Work to be completed
Without including any pictures, copy each entry below exactly.

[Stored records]
— begin —
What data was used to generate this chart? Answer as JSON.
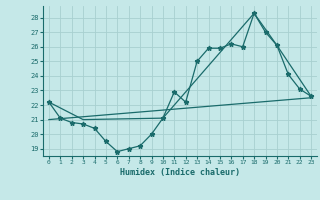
{
  "xlabel": "Humidex (Indice chaleur)",
  "bg_color": "#c5e8e8",
  "grid_color": "#a8d0d0",
  "line_color": "#1a6b6b",
  "xlim": [
    -0.5,
    23.5
  ],
  "ylim": [
    18.5,
    28.8
  ],
  "yticks": [
    19,
    20,
    21,
    22,
    23,
    24,
    25,
    26,
    27,
    28
  ],
  "xticks": [
    0,
    1,
    2,
    3,
    4,
    5,
    6,
    7,
    8,
    9,
    10,
    11,
    12,
    13,
    14,
    15,
    16,
    17,
    18,
    19,
    20,
    21,
    22,
    23
  ],
  "line1_x": [
    0,
    1,
    2,
    3,
    4,
    5,
    6,
    7,
    8,
    9,
    10,
    11,
    12,
    13,
    14,
    15,
    16,
    17,
    18,
    19,
    20,
    21,
    22,
    23
  ],
  "line1_y": [
    22.2,
    21.1,
    20.8,
    20.7,
    20.4,
    19.5,
    18.8,
    19.0,
    19.2,
    20.0,
    21.1,
    22.9,
    22.2,
    25.0,
    25.9,
    25.9,
    26.2,
    26.0,
    28.3,
    27.0,
    26.1,
    24.1,
    23.1,
    22.6
  ],
  "line2_x": [
    0,
    3,
    10,
    18,
    20,
    23
  ],
  "line2_y": [
    22.2,
    21.0,
    21.1,
    28.3,
    26.1,
    22.6
  ],
  "line3_x": [
    0,
    23
  ],
  "line3_y": [
    21.0,
    22.5
  ]
}
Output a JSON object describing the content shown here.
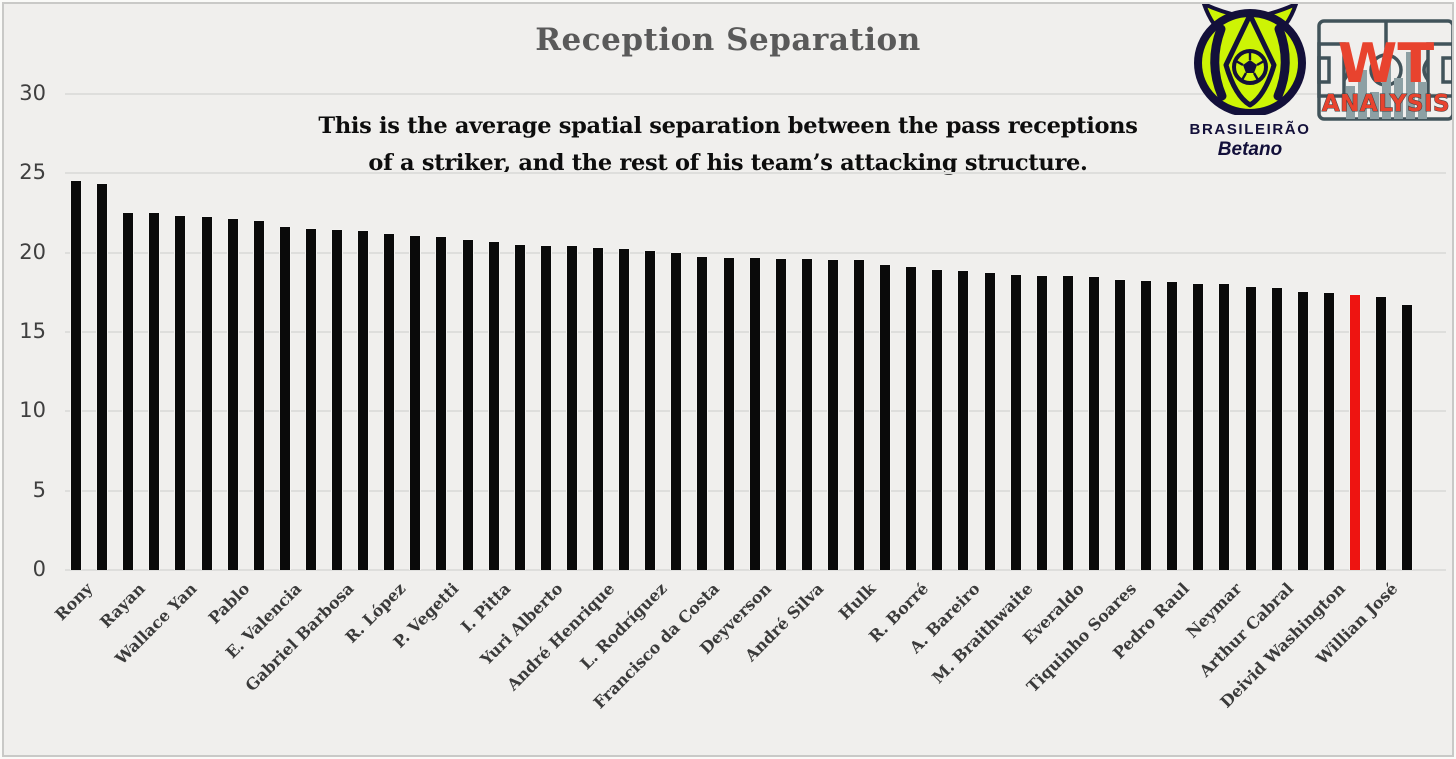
{
  "title": "Reception Separation",
  "subtitle": {
    "line1": "This is the average spatial separation between the pass receptions",
    "line2": "of a striker, and the rest of his team’s attacking structure."
  },
  "branding": {
    "brasileirao": "BRASILEIRÃO",
    "betano": "Betano",
    "wt": "WT",
    "analysis": "ANALYSIS"
  },
  "colors": {
    "background": "#f0efed",
    "bar": "#0a0a0a",
    "highlight": "#ee1411",
    "grid": "#dededc",
    "title": "#5a5a5a",
    "subtitle": "#0d0d0d",
    "tick": "#3f3f3f",
    "xlabel": "#3a3a3a",
    "wt_red": "#e8432e",
    "pitch_line": "#41535a",
    "pitch_bar": "#8da0a4",
    "badge_green": "#cdf405",
    "badge_navy": "#13103a"
  },
  "chart_data": {
    "type": "bar",
    "title": "Reception Separation",
    "xlabel": "",
    "ylabel": "",
    "ylim": [
      0,
      30
    ],
    "yticks": [
      0,
      5,
      10,
      15,
      20,
      25,
      30
    ],
    "grid": "horizontal",
    "note": "52 bars sorted descending; only every second bar carries a player name; one unlabeled bar is highlighted red",
    "highlighted_index": 49,
    "bars": [
      {
        "label": "Rony",
        "value": 24.5
      },
      {
        "label": "",
        "value": 24.3
      },
      {
        "label": "Rayan",
        "value": 22.5
      },
      {
        "label": "",
        "value": 22.5
      },
      {
        "label": "Wallace Yan",
        "value": 22.3
      },
      {
        "label": "",
        "value": 22.25
      },
      {
        "label": "Pablo",
        "value": 22.1
      },
      {
        "label": "",
        "value": 22.0
      },
      {
        "label": "E. Valencia",
        "value": 21.6
      },
      {
        "label": "",
        "value": 21.5
      },
      {
        "label": "Gabriel Barbosa",
        "value": 21.45
      },
      {
        "label": "",
        "value": 21.35
      },
      {
        "label": "R. López",
        "value": 21.15
      },
      {
        "label": "",
        "value": 21.05
      },
      {
        "label": "P. Vegetti",
        "value": 21.0
      },
      {
        "label": "",
        "value": 20.8
      },
      {
        "label": "I. Pitta",
        "value": 20.65
      },
      {
        "label": "",
        "value": 20.5
      },
      {
        "label": "Yuri Alberto",
        "value": 20.45
      },
      {
        "label": "",
        "value": 20.4
      },
      {
        "label": "André Henrique",
        "value": 20.3
      },
      {
        "label": "",
        "value": 20.2
      },
      {
        "label": "L. Rodríguez",
        "value": 20.1
      },
      {
        "label": "",
        "value": 19.95
      },
      {
        "label": "Francisco da Costa",
        "value": 19.75
      },
      {
        "label": "",
        "value": 19.65
      },
      {
        "label": "Deyverson",
        "value": 19.65
      },
      {
        "label": "",
        "value": 19.6
      },
      {
        "label": "André Silva",
        "value": 19.6
      },
      {
        "label": "",
        "value": 19.55
      },
      {
        "label": "Hulk",
        "value": 19.55
      },
      {
        "label": "",
        "value": 19.25
      },
      {
        "label": "R. Borré",
        "value": 19.1
      },
      {
        "label": "",
        "value": 18.9
      },
      {
        "label": "A. Bareiro",
        "value": 18.85
      },
      {
        "label": "",
        "value": 18.7
      },
      {
        "label": "M. Braithwaite",
        "value": 18.6
      },
      {
        "label": "",
        "value": 18.55
      },
      {
        "label": "Everaldo",
        "value": 18.5
      },
      {
        "label": "",
        "value": 18.45
      },
      {
        "label": "Tiquinho Soares",
        "value": 18.25
      },
      {
        "label": "",
        "value": 18.2
      },
      {
        "label": "Pedro Raul",
        "value": 18.15
      },
      {
        "label": "",
        "value": 18.05
      },
      {
        "label": "Neymar",
        "value": 18.0
      },
      {
        "label": "",
        "value": 17.85
      },
      {
        "label": "Arthur Cabral",
        "value": 17.75
      },
      {
        "label": "",
        "value": 17.55
      },
      {
        "label": "Deivid Washington",
        "value": 17.45
      },
      {
        "label": "",
        "value": 17.35,
        "highlighted": true
      },
      {
        "label": "Willian José",
        "value": 17.2
      },
      {
        "label": "",
        "value": 16.7
      }
    ]
  }
}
— end —
Full solution
What data was used to generate this chart? Answer as JSON.
{
  "xlabel": "Humidex (Indice chaleur)",
  "bg_color": "#c5e8e8",
  "grid_color": "#a8d0d0",
  "line_color": "#1a6b6b",
  "xlim": [
    -0.5,
    23.5
  ],
  "ylim": [
    18.5,
    28.8
  ],
  "yticks": [
    19,
    20,
    21,
    22,
    23,
    24,
    25,
    26,
    27,
    28
  ],
  "xticks": [
    0,
    1,
    2,
    3,
    4,
    5,
    6,
    7,
    8,
    9,
    10,
    11,
    12,
    13,
    14,
    15,
    16,
    17,
    18,
    19,
    20,
    21,
    22,
    23
  ],
  "line1_x": [
    0,
    1,
    2,
    3,
    4,
    5,
    6,
    7,
    8,
    9,
    10,
    11,
    12,
    13,
    14,
    15,
    16,
    17,
    18,
    19,
    20,
    21,
    22,
    23
  ],
  "line1_y": [
    22.2,
    21.1,
    20.8,
    20.7,
    20.4,
    19.5,
    18.8,
    19.0,
    19.2,
    20.0,
    21.1,
    22.9,
    22.2,
    25.0,
    25.9,
    25.9,
    26.2,
    26.0,
    28.3,
    27.0,
    26.1,
    24.1,
    23.1,
    22.6
  ],
  "line2_x": [
    0,
    3,
    10,
    18,
    20,
    23
  ],
  "line2_y": [
    22.2,
    21.0,
    21.1,
    28.3,
    26.1,
    22.6
  ],
  "line3_x": [
    0,
    23
  ],
  "line3_y": [
    21.0,
    22.5
  ]
}
Output a JSON object describing the content shown here.
{
  "title": "Reception Separation",
  "subtitle": {
    "line1": "This is the average spatial separation between the pass receptions",
    "line2": "of a striker, and the rest of his team’s attacking structure."
  },
  "branding": {
    "brasileirao": "BRASILEIRÃO",
    "betano": "Betano",
    "wt": "WT",
    "analysis": "ANALYSIS"
  },
  "colors": {
    "background": "#f0efed",
    "bar": "#0a0a0a",
    "highlight": "#ee1411",
    "grid": "#dededc",
    "title": "#5a5a5a",
    "subtitle": "#0d0d0d",
    "tick": "#3f3f3f",
    "xlabel": "#3a3a3a",
    "wt_red": "#e8432e",
    "pitch_line": "#41535a",
    "pitch_bar": "#8da0a4",
    "badge_green": "#cdf405",
    "badge_navy": "#13103a"
  },
  "chart_data": {
    "type": "bar",
    "title": "Reception Separation",
    "xlabel": "",
    "ylabel": "",
    "ylim": [
      0,
      30
    ],
    "yticks": [
      0,
      5,
      10,
      15,
      20,
      25,
      30
    ],
    "grid": "horizontal",
    "note": "52 bars sorted descending; only every second bar carries a player name; one unlabeled bar is highlighted red",
    "highlighted_index": 49,
    "bars": [
      {
        "label": "Rony",
        "value": 24.5
      },
      {
        "label": "",
        "value": 24.3
      },
      {
        "label": "Rayan",
        "value": 22.5
      },
      {
        "label": "",
        "value": 22.5
      },
      {
        "label": "Wallace Yan",
        "value": 22.3
      },
      {
        "label": "",
        "value": 22.25
      },
      {
        "label": "Pablo",
        "value": 22.1
      },
      {
        "label": "",
        "value": 22.0
      },
      {
        "label": "E. Valencia",
        "value": 21.6
      },
      {
        "label": "",
        "value": 21.5
      },
      {
        "label": "Gabriel Barbosa",
        "value": 21.45
      },
      {
        "label": "",
        "value": 21.35
      },
      {
        "label": "R. López",
        "value": 21.15
      },
      {
        "label": "",
        "value": 21.05
      },
      {
        "label": "P. Vegetti",
        "value": 21.0
      },
      {
        "label": "",
        "value": 20.8
      },
      {
        "label": "I. Pitta",
        "value": 20.65
      },
      {
        "label": "",
        "value": 20.5
      },
      {
        "label": "Yuri Alberto",
        "value": 20.45
      },
      {
        "label": "",
        "value": 20.4
      },
      {
        "label": "André Henrique",
        "value": 20.3
      },
      {
        "label": "",
        "value": 20.2
      },
      {
        "label": "L. Rodríguez",
        "value": 20.1
      },
      {
        "label": "",
        "value": 19.95
      },
      {
        "label": "Francisco da Costa",
        "value": 19.75
      },
      {
        "label": "",
        "value": 19.65
      },
      {
        "label": "Deyverson",
        "value": 19.65
      },
      {
        "label": "",
        "value": 19.6
      },
      {
        "label": "André Silva",
        "value": 19.6
      },
      {
        "label": "",
        "value": 19.55
      },
      {
        "label": "Hulk",
        "value": 19.55
      },
      {
        "label": "",
        "value": 19.25
      },
      {
        "label": "R. Borré",
        "value": 19.1
      },
      {
        "label": "",
        "value": 18.9
      },
      {
        "label": "A. Bareiro",
        "value": 18.85
      },
      {
        "label": "",
        "value": 18.7
      },
      {
        "label": "M. Braithwaite",
        "value": 18.6
      },
      {
        "label": "",
        "value": 18.55
      },
      {
        "label": "Everaldo",
        "value": 18.5
      },
      {
        "label": "",
        "value": 18.45
      },
      {
        "label": "Tiquinho Soares",
        "value": 18.25
      },
      {
        "label": "",
        "value": 18.2
      },
      {
        "label": "Pedro Raul",
        "value": 18.15
      },
      {
        "label": "",
        "value": 18.05
      },
      {
        "label": "Neymar",
        "value": 18.0
      },
      {
        "label": "",
        "value": 17.85
      },
      {
        "label": "Arthur Cabral",
        "value": 17.75
      },
      {
        "label": "",
        "value": 17.55
      },
      {
        "label": "Deivid Washington",
        "value": 17.45
      },
      {
        "label": "",
        "value": 17.35,
        "highlighted": true
      },
      {
        "label": "Willian José",
        "value": 17.2
      },
      {
        "label": "",
        "value": 16.7
      }
    ]
  }
}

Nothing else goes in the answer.